# [Your task]
Transcribe the entries below exactly; leave every image out.

# [Material shown]

□ □ □ □ □

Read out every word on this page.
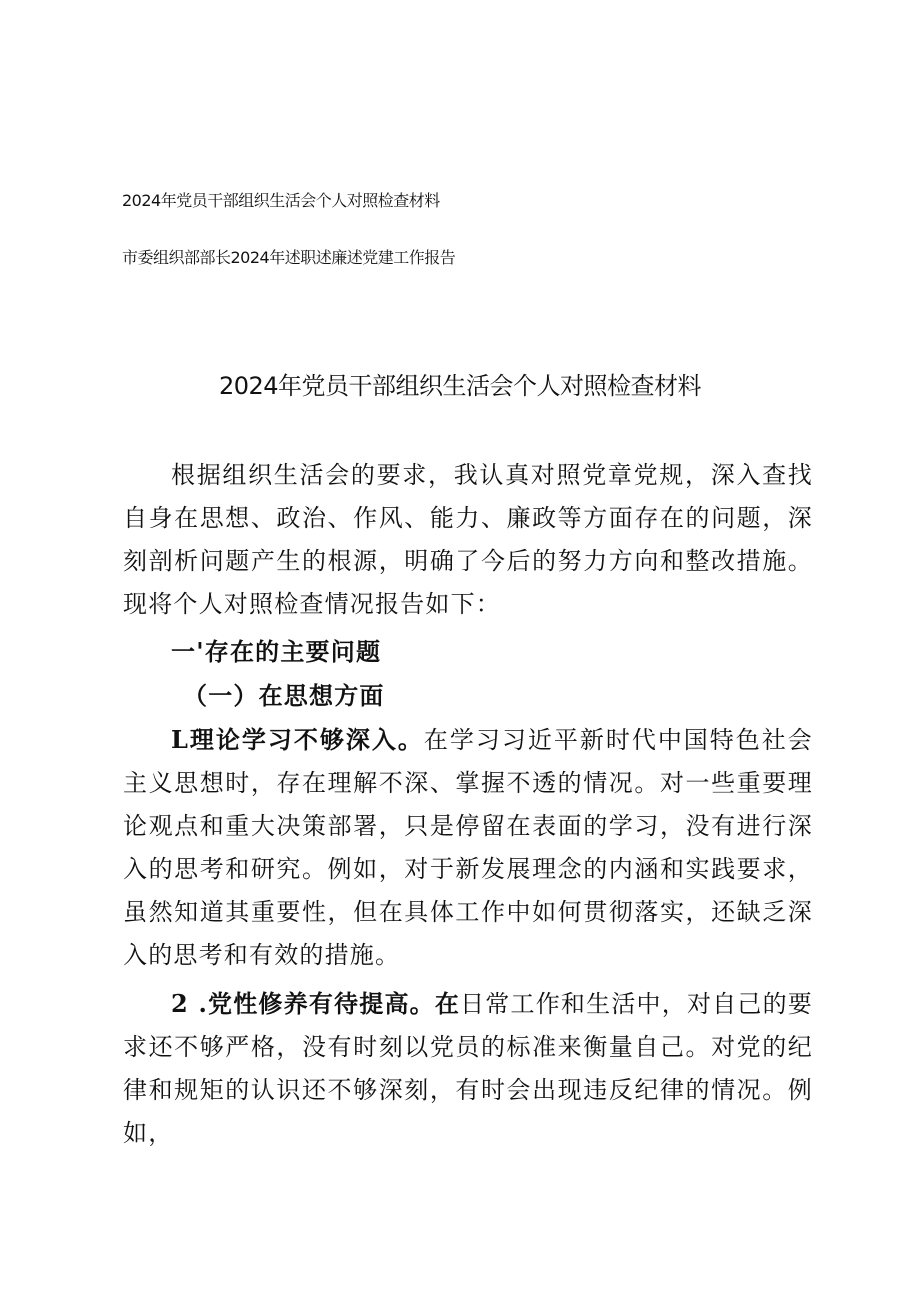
2024年党员干部组织生活会个人对照检查材料
市委组织部部长2024年述职述廉述党建工作报告
2024年党员干部组织生活会个人对照检查材料

根据组织生活会的要求，我认真对照党章党规，深入查找自身在思想、政治、作风、能力、廉政等方面存在的问题，深刻剖析问题产生的根源，明确了今后的努力方向和整改措施。现将个人对照检查情况报告如下：

一'存在的主要问题
（一）在思想方面

L理论学习不够深入。在学习习近平新时代中国特色社会主义思想时，存在理解不深、掌握不透的情况。对一些重要理论观点和重大决策部署，只是停留在表面的学习，没有进行深入的思考和研究。例如，对于新发展理念的内涵和实践要求，虽然知道其重要性，但在具体工作中如何贯彻落实，还缺乏深入的思考和有效的措施。

2 .党性修养有待提高。在日常工作和生活中，对自己的要求还不够严格，没有时刻以党员的标准来衡量自己。对党的纪律和规矩的认识还不够深刻，有时会出现违反纪律的情况。例如，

□ □ □ □ □

# [Solution to this task]
Read out every word on this page.
2024年党员干部组织生活会个人对照检查材料
市委组织部部长2024年述职述廉述党建工作报告
2024年党员干部组织生活会个人对照检查材料

根据组织生活会的要求，我认真对照党章党规，深入查找自身在思想、政治、作风、能力、廉政等方面存在的问题，深刻剖析问题产生的根源，明确了今后的努力方向和整改措施。现将个人对照检查情况报告如下：

一'存在的主要问题
（一）在思想方面

L理论学习不够深入。在学习习近平新时代中国特色社会主义思想时，存在理解不深、掌握不透的情况。对一些重要理论观点和重大决策部署，只是停留在表面的学习，没有进行深入的思考和研究。例如，对于新发展理念的内涵和实践要求，虽然知道其重要性，但在具体工作中如何贯彻落实，还缺乏深入的思考和有效的措施。

2 .党性修养有待提高。在日常工作和生活中，对自己的要求还不够严格，没有时刻以党员的标准来衡量自己。对党的纪律和规矩的认识还不够深刻，有时会出现违反纪律的情况。例如，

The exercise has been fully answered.